(Exercise): Locate each line in the records containing "suzuki". Copy it.
---+---
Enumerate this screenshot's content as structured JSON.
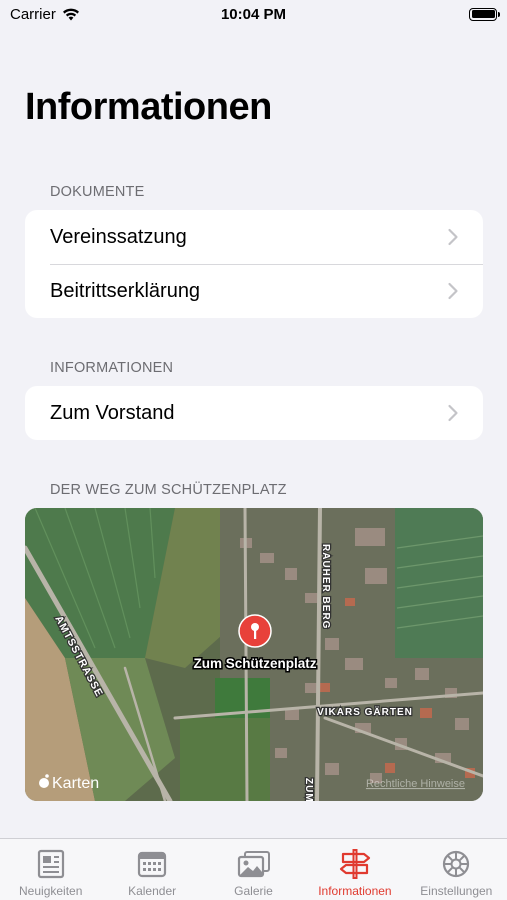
{
  "status_bar": {
    "carrier": "Carrier",
    "time": "10:04 PM"
  },
  "page": {
    "title": "Informationen"
  },
  "sections": {
    "dokumente": {
      "header": "DOKUMENTE",
      "rows": [
        {
          "label": "Vereinssatzung"
        },
        {
          "label": "Beitrittserklärung"
        }
      ]
    },
    "informationen": {
      "header": "INFORMATIONEN",
      "rows": [
        {
          "label": "Zum Vorstand"
        }
      ]
    },
    "weg": {
      "header": "DER WEG ZUM SCHÜTZENPLATZ"
    }
  },
  "map": {
    "pin_label": "Zum Schützenplatz",
    "street_labels": [
      "AMTSSTRASSE",
      "RAUHER BERG",
      "VIKARS GÄRTEN",
      "ZUM"
    ],
    "brand": "Karten",
    "legal": "Rechtliche Hinweise",
    "pin_color": "#e8413a"
  },
  "tab_bar": {
    "tabs": [
      {
        "label": "Neuigkeiten",
        "icon": "newspaper-icon"
      },
      {
        "label": "Kalender",
        "icon": "calendar-icon"
      },
      {
        "label": "Galerie",
        "icon": "photos-icon"
      },
      {
        "label": "Informationen",
        "icon": "signpost-icon",
        "active": true
      },
      {
        "label": "Einstellungen",
        "icon": "gear-icon"
      }
    ],
    "active_color": "#e03a2f",
    "inactive_color": "#8e8e93"
  }
}
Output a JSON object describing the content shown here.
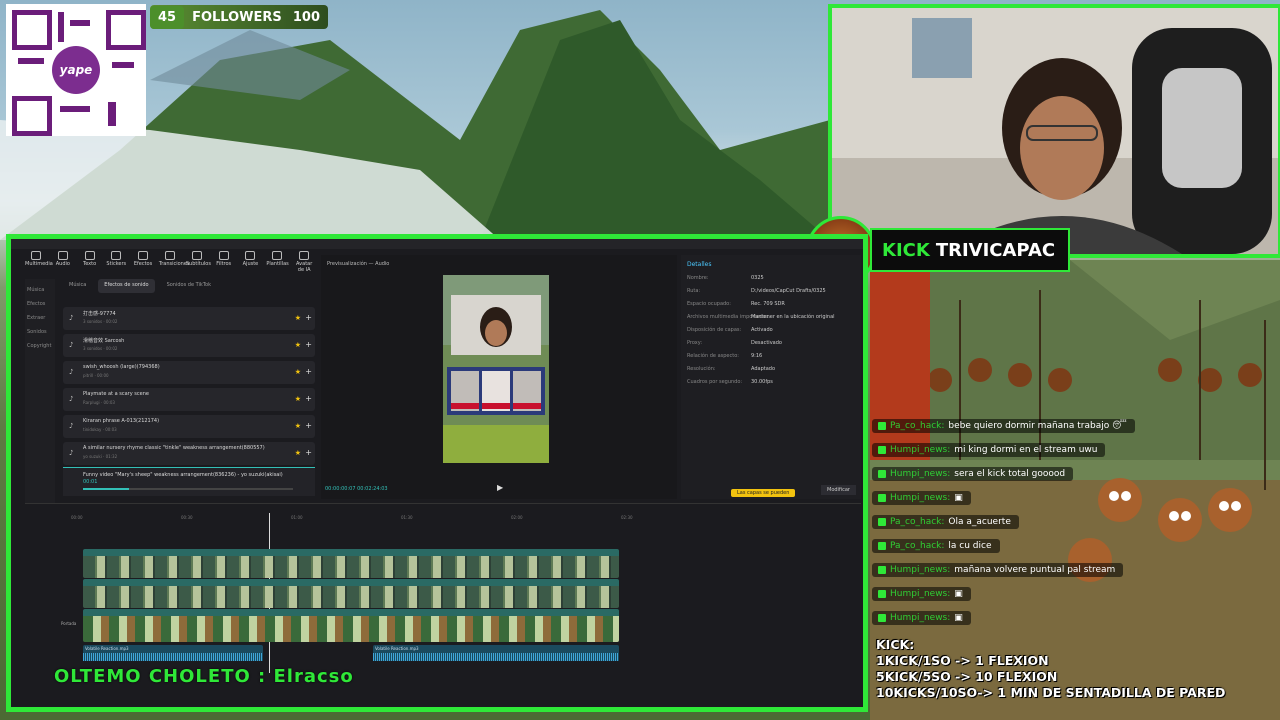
{
  "overlay": {
    "followers": {
      "current": "45",
      "label": "FOLLOWERS",
      "goal": "100"
    },
    "qr_label": "yape",
    "kick_badge": {
      "brand": "KICK",
      "channel": "TRIVICAPAC"
    },
    "ticker": "OLTEMO CHOLETO : Elracso",
    "kick_rules": {
      "title": "KICK:",
      "lines": [
        "1KICK/1SO -> 1 FLEXION",
        "5KICK/5SO -> 10 FLEXION",
        "10KICKS/10SO-> 1 MIN DE SENTADILLA DE PARED"
      ]
    },
    "chat": [
      {
        "user": "Pa_co_hack:",
        "text": "bebe quiero dormir mañana trabajo 😴"
      },
      {
        "user": "Humpi_news:",
        "text": "mi king dormi en el stream uwu"
      },
      {
        "user": "Humpi_news:",
        "text": "sera el kick total gooood"
      },
      {
        "user": "Humpi_news:",
        "text": "▣"
      },
      {
        "user": "Pa_co_hack:",
        "text": "Ola a_acuerte"
      },
      {
        "user": "Pa_co_hack:",
        "text": "la cu dice"
      },
      {
        "user": "Humpi_news:",
        "text": "mañana volvere puntual pal stream"
      },
      {
        "user": "Humpi_news:",
        "text": "▣"
      },
      {
        "user": "Humpi_news:",
        "text": "▣"
      }
    ]
  },
  "editor": {
    "toolbar": [
      "Multimedia",
      "Audio",
      "Texto",
      "Stickers",
      "Efectos",
      "Transiciones",
      "Subtítulos",
      "Filtros",
      "Ajuste",
      "Plantillas",
      "Avatar de IA"
    ],
    "left_nav": [
      "Música",
      "Efectos",
      "Extraer",
      "Sonidos",
      "Copyright"
    ],
    "sfx_tabs": [
      "Música",
      "Efectos de sonido",
      "Sonidos de TikTok"
    ],
    "sfx": [
      {
        "name": "打击感-97774",
        "sub": "3 sonidos · 00:02"
      },
      {
        "name": "滑稽音效 Sarcosh",
        "sub": "3 sonidos · 00:02"
      },
      {
        "name": "swish_whoosh (large)(794368)",
        "sub": "pitrill · 00:00"
      },
      {
        "name": "Playmate at a scary scene",
        "sub": "Rarplugi · 00:03"
      },
      {
        "name": "Kiraran phrase A-013(212174)",
        "sub": "tinidokay · 00:03"
      },
      {
        "name": "A similar nursery rhyme classic \"tinkle\" weakness arrangement(880557)",
        "sub": "yo suzuki · 01:32"
      }
    ],
    "now_playing": "Funny video \"Mary's sheep\" weakness arrangement(836236) - yo suzuki(akisai)",
    "now_time": "00:01",
    "preview_title": "Previsualización — Audio",
    "timecode": "00:00:00:07  00:02:24:03",
    "details": {
      "header": "Detalles",
      "rows": [
        {
          "k": "Nombre:",
          "v": "0325"
        },
        {
          "k": "Ruta:",
          "v": "D:/videos/CapCut Drafts/0325"
        },
        {
          "k": "Espacio ocupado:",
          "v": "Rec. 709 SDR"
        },
        {
          "k": "Archivos multimedia importados:",
          "v": "Mantener en la ubicación original"
        },
        {
          "k": "Disposición de capas:",
          "v": "Activado"
        },
        {
          "k": "Proxy:",
          "v": "Desactivado"
        },
        {
          "k": "Relación de aspecto:",
          "v": "9:16"
        },
        {
          "k": "Resolución:",
          "v": "Adaptado"
        },
        {
          "k": "Cuadros por segundo:",
          "v": "30.00fps"
        }
      ],
      "modify": "Modificar",
      "warning": "Las capas se pueden"
    },
    "tracks": {
      "v1": "clip_0988888888 .mp4  00:01:38:27",
      "v2": "clip_0988888888 .mp4  00:01:38:27",
      "v3": "cartoon_placement_image_puncapac(capcut.ro)  00:00:48:15",
      "a1": "Volatile Reaction.mp3",
      "a2": "Volatile Reaction.mp3"
    },
    "ruler": [
      "00:00",
      "00:30",
      "01:00",
      "01:30",
      "02:00",
      "02:30"
    ],
    "portada": "Portada"
  },
  "colors": {
    "accent": "#2fe838",
    "teal": "#33c0b7",
    "star": "#f2c30f"
  }
}
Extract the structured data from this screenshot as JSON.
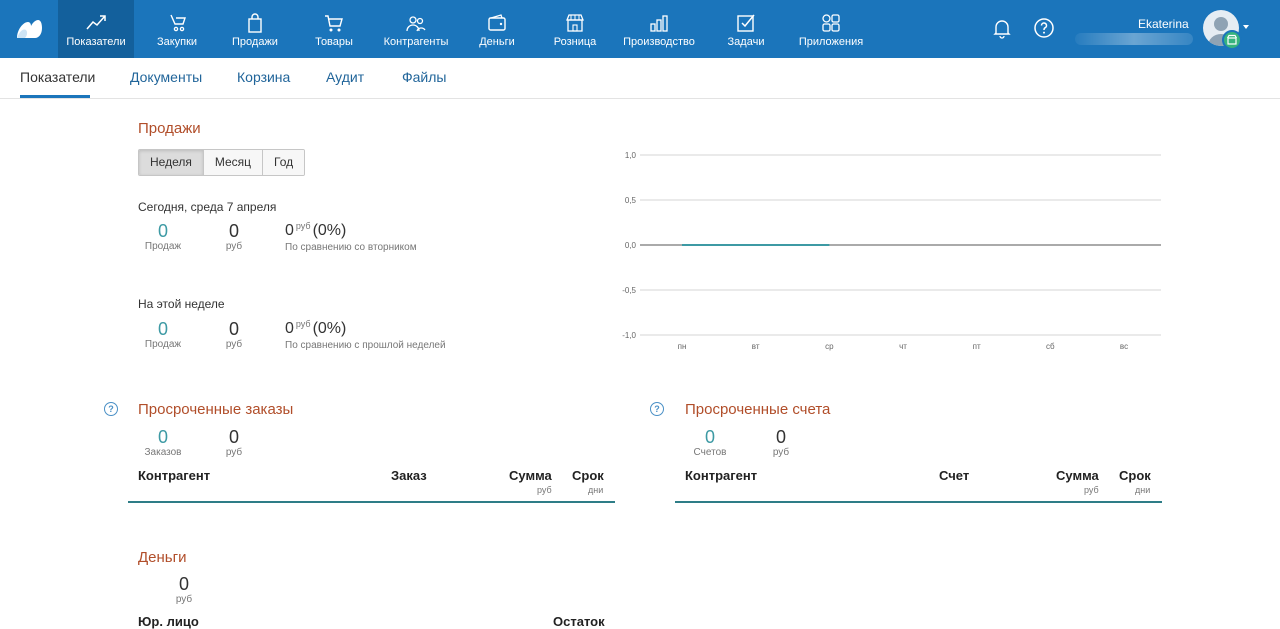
{
  "nav": {
    "items": [
      {
        "label": "Показатели",
        "icon": "chart-line-icon"
      },
      {
        "label": "Закупки",
        "icon": "purchase-icon"
      },
      {
        "label": "Продажи",
        "icon": "shopping-bag-icon"
      },
      {
        "label": "Товары",
        "icon": "cart-icon"
      },
      {
        "label": "Контрагенты",
        "icon": "people-icon"
      },
      {
        "label": "Деньги",
        "icon": "wallet-icon"
      },
      {
        "label": "Розница",
        "icon": "store-icon"
      },
      {
        "label": "Производство",
        "icon": "factory-icon"
      },
      {
        "label": "Задачи",
        "icon": "checkbox-icon"
      },
      {
        "label": "Приложения",
        "icon": "apps-icon"
      }
    ],
    "username": "Ekaterina"
  },
  "subtabs": [
    "Показатели",
    "Документы",
    "Корзина",
    "Аудит",
    "Файлы"
  ],
  "sales": {
    "title": "Продажи",
    "periods": [
      "Неделя",
      "Месяц",
      "Год"
    ],
    "selected_period": "Неделя",
    "today": {
      "heading": "Сегодня, среда 7 апреля",
      "count": "0",
      "count_caption": "Продаж",
      "amount": "0",
      "amount_caption": "руб",
      "compare_value": "0",
      "compare_unit": "руб",
      "compare_pct": "(0%)",
      "compare_caption": "По сравнению со вторником"
    },
    "week": {
      "heading": "На этой неделе",
      "count": "0",
      "count_caption": "Продаж",
      "amount": "0",
      "amount_caption": "руб",
      "compare_value": "0",
      "compare_unit": "руб",
      "compare_pct": "(0%)",
      "compare_caption": "По сравнению с прошлой неделей"
    }
  },
  "chart_data": {
    "type": "line",
    "categories": [
      "пн",
      "вт",
      "ср",
      "чт",
      "пт",
      "сб",
      "вс"
    ],
    "series": [
      {
        "values": [
          0,
          0,
          0,
          null,
          null,
          null,
          null
        ]
      }
    ],
    "y_ticks": [
      "1,0",
      "0,5",
      "0,0",
      "-0,5",
      "-1,0"
    ],
    "ylim": [
      -1,
      1
    ],
    "grid": true,
    "color": "#3d9aa4"
  },
  "overdue_orders": {
    "title": "Просроченные заказы",
    "count": "0",
    "count_caption": "Заказов",
    "amount": "0",
    "amount_caption": "руб",
    "columns": {
      "counterparty": "Контрагент",
      "order": "Заказ",
      "sum": "Сумма",
      "sum_unit": "руб",
      "term": "Срок",
      "term_unit": "дни"
    }
  },
  "overdue_invoices": {
    "title": "Просроченные счета",
    "count": "0",
    "count_caption": "Счетов",
    "amount": "0",
    "amount_caption": "руб",
    "columns": {
      "counterparty": "Контрагент",
      "invoice": "Счет",
      "sum": "Сумма",
      "sum_unit": "руб",
      "term": "Срок",
      "term_unit": "дни"
    }
  },
  "money": {
    "title": "Деньги",
    "amount": "0",
    "amount_caption": "руб",
    "columns": {
      "entity": "Юр. лицо",
      "balance": "Остаток"
    }
  },
  "help_glyph": "?",
  "colors": {
    "nav_bg": "#1b75bb",
    "nav_active": "#13609c",
    "section_title": "#b14e2a",
    "teal": "#3d9aa4"
  }
}
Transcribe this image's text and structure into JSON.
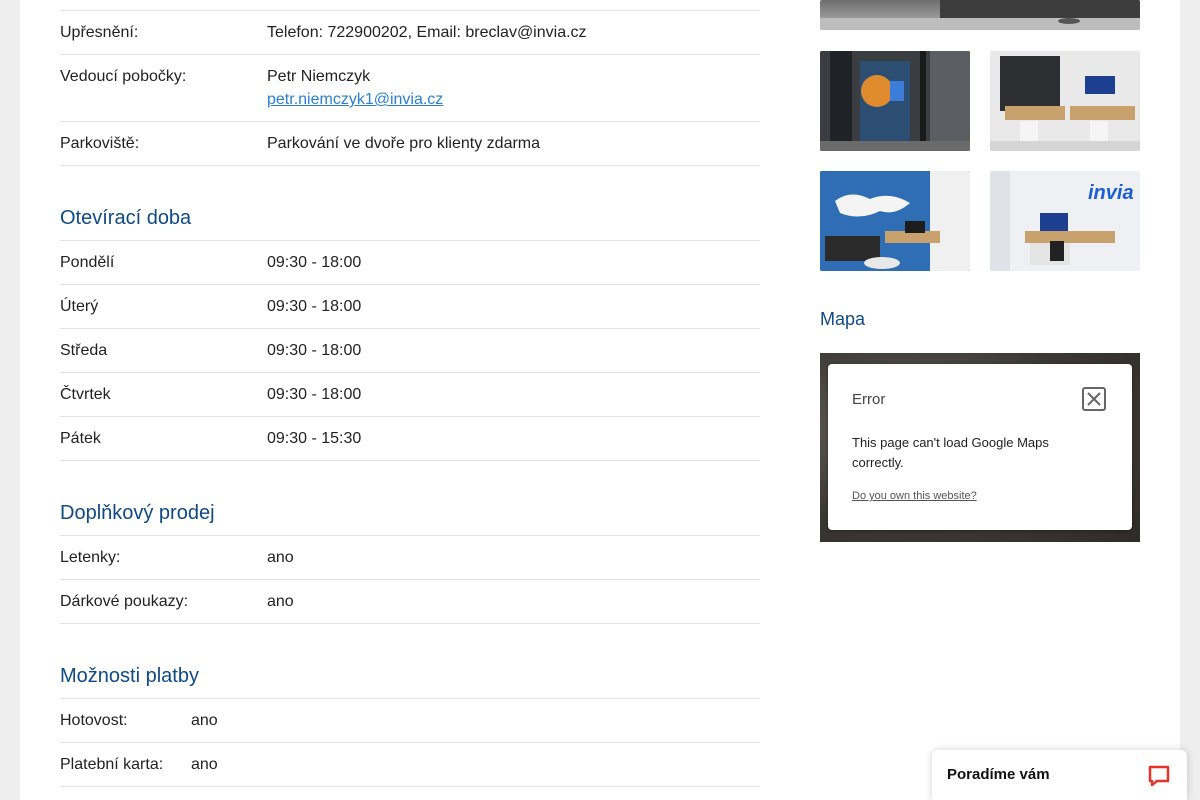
{
  "details": [
    {
      "label": "Upřesnění:",
      "value": "Telefon: 722900202, Email: breclav@invia.cz"
    },
    {
      "label": "Vedoucí pobočky:",
      "value": "Petr Niemczyk",
      "link": "petr.niemczyk1@invia.cz"
    },
    {
      "label": "Parkoviště:",
      "value": "Parkování ve dvoře pro klienty zdarma"
    }
  ],
  "hours": {
    "title": "Otevírací doba",
    "rows": [
      {
        "day": "Pondělí",
        "time": "09:30 - 18:00"
      },
      {
        "day": "Úterý",
        "time": "09:30 - 18:00"
      },
      {
        "day": "Středa",
        "time": "09:30 - 18:00"
      },
      {
        "day": "Čtvrtek",
        "time": "09:30 - 18:00"
      },
      {
        "day": "Pátek",
        "time": "09:30 - 15:30"
      }
    ]
  },
  "extra_sales": {
    "title": "Doplňkový prodej",
    "rows": [
      {
        "label": "Letenky:",
        "value": "ano"
      },
      {
        "label": "Dárkové poukazy:",
        "value": "ano"
      }
    ]
  },
  "payment": {
    "title": "Možnosti platby",
    "rows": [
      {
        "label": "Hotovost:",
        "value": "ano"
      },
      {
        "label": "Platební karta:",
        "value": "ano"
      }
    ]
  },
  "gallery": {
    "logo_text": "invia"
  },
  "map": {
    "title": "Mapa",
    "error_title": "Error",
    "error_message": "This page can't load Google Maps correctly.",
    "error_link": "Do you own this website?"
  },
  "chat": {
    "label": "Poradíme vám"
  },
  "colors": {
    "heading": "#0f4a87",
    "link": "#2a7fd0",
    "brand_blue": "#2f6eb5",
    "chat_icon": "#e8332d"
  }
}
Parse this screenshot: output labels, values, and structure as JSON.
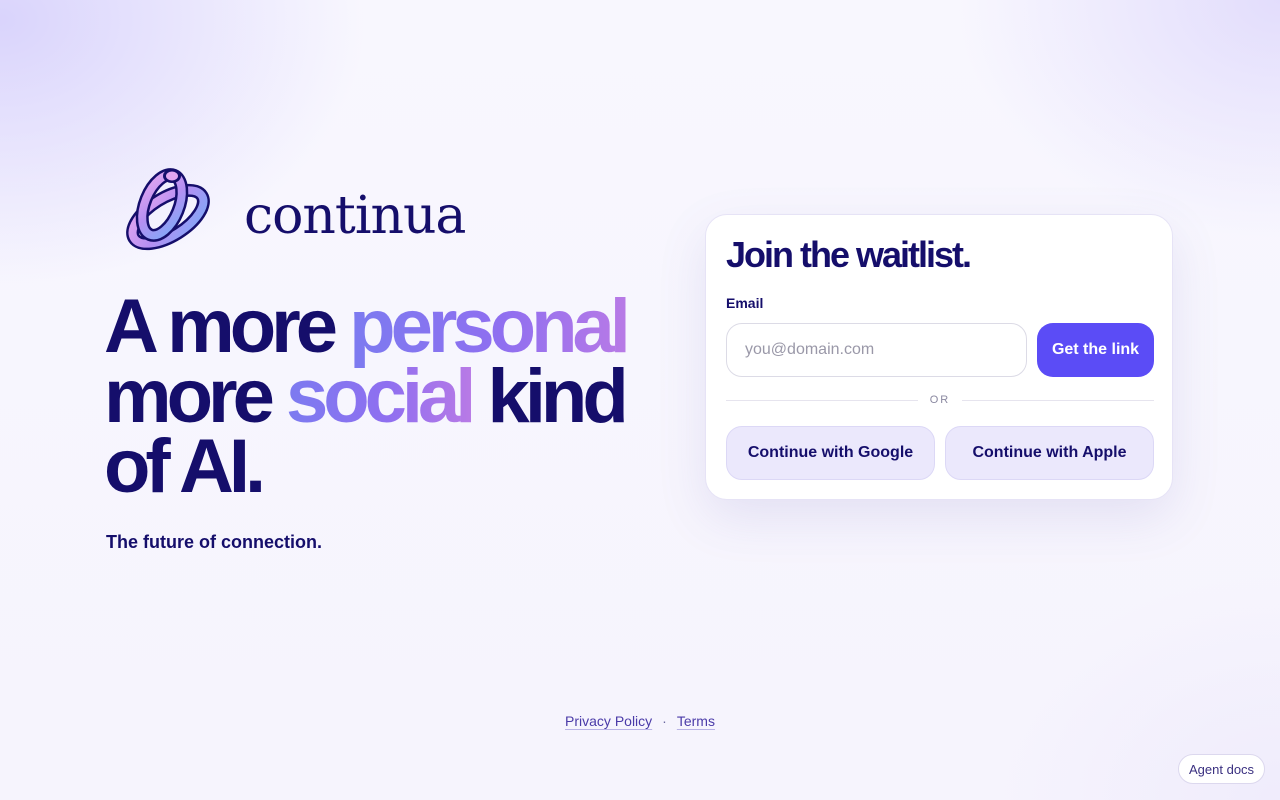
{
  "brand": {
    "name": "continua",
    "logo_icon": "knot-snake-icon"
  },
  "hero": {
    "line1_plain": "A more ",
    "line1_highlight": "personal",
    "line2_plain_start": "more ",
    "line2_highlight": "social",
    "line2_plain_end": " kind",
    "line3": "of AI.",
    "tagline": "The future of connection."
  },
  "waitlist": {
    "title": "Join the waitlist.",
    "email_label": "Email",
    "email_placeholder": "you@domain.com",
    "email_value": "",
    "submit_label": "Get the link",
    "divider_text": "OR",
    "google_label": "Continue with Google",
    "apple_label": "Continue with Apple"
  },
  "footer": {
    "privacy_label": "Privacy Policy",
    "separator": "·",
    "terms_label": "Terms"
  },
  "agent_docs_label": "Agent docs",
  "colors": {
    "primary_text": "#150e6b",
    "accent_button": "#5b4cf6",
    "secondary_button_bg": "#ebe8fc",
    "gradient_start": "#7c7bf0",
    "gradient_end": "#b87ae6"
  }
}
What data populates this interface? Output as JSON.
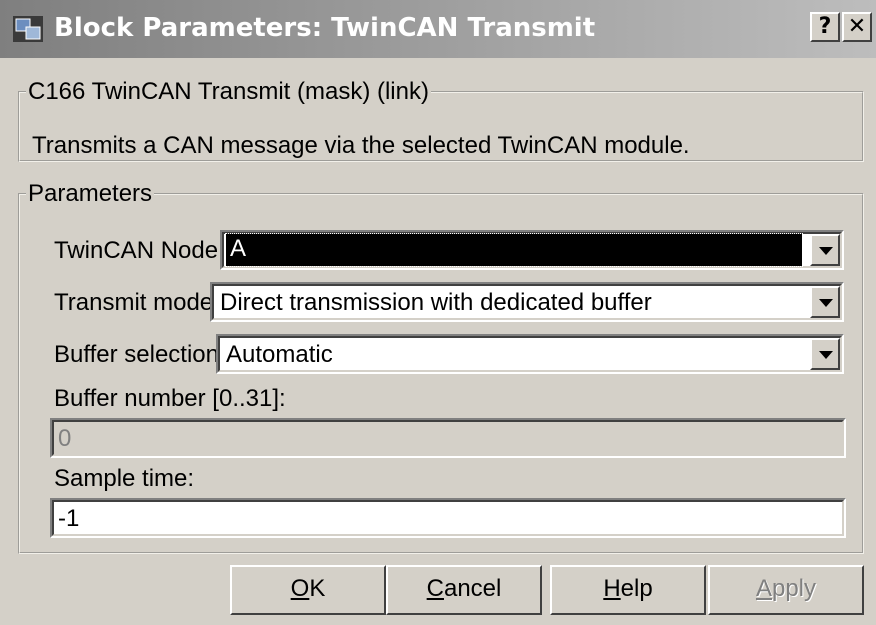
{
  "window": {
    "title": "Block Parameters: TwinCAN Transmit",
    "icon": "simulink-block-icon",
    "title_help": "?",
    "title_close": "✕"
  },
  "description": {
    "legend": "C166 TwinCAN Transmit (mask) (link)",
    "text": "Transmits a CAN message via the selected TwinCAN module."
  },
  "parameters": {
    "legend": "Parameters",
    "twincan_node": {
      "label": "TwinCAN Node:",
      "value": "A"
    },
    "transmit_mode": {
      "label": "Transmit mode:",
      "value": "Direct transmission with dedicated buffer"
    },
    "buffer_selection": {
      "label": "Buffer selection:",
      "value": "Automatic"
    },
    "buffer_number": {
      "label": "Buffer number [0..31]:",
      "value": "0"
    },
    "sample_time": {
      "label": "Sample time:",
      "value": "-1"
    }
  },
  "buttons": {
    "ok": {
      "mnemonic": "O",
      "rest": "K"
    },
    "cancel": {
      "mnemonic": "C",
      "rest": "ancel"
    },
    "help": {
      "mnemonic": "H",
      "rest": "elp"
    },
    "apply": {
      "mnemonic": "A",
      "rest": "pply"
    }
  }
}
---+---
(In response):
        "sub": "yo suzuki · 01:32"
    "now_playing": "Funny video \"Mary's sheep\" weakness arrangement(836236) - yo suzuki(akisai)",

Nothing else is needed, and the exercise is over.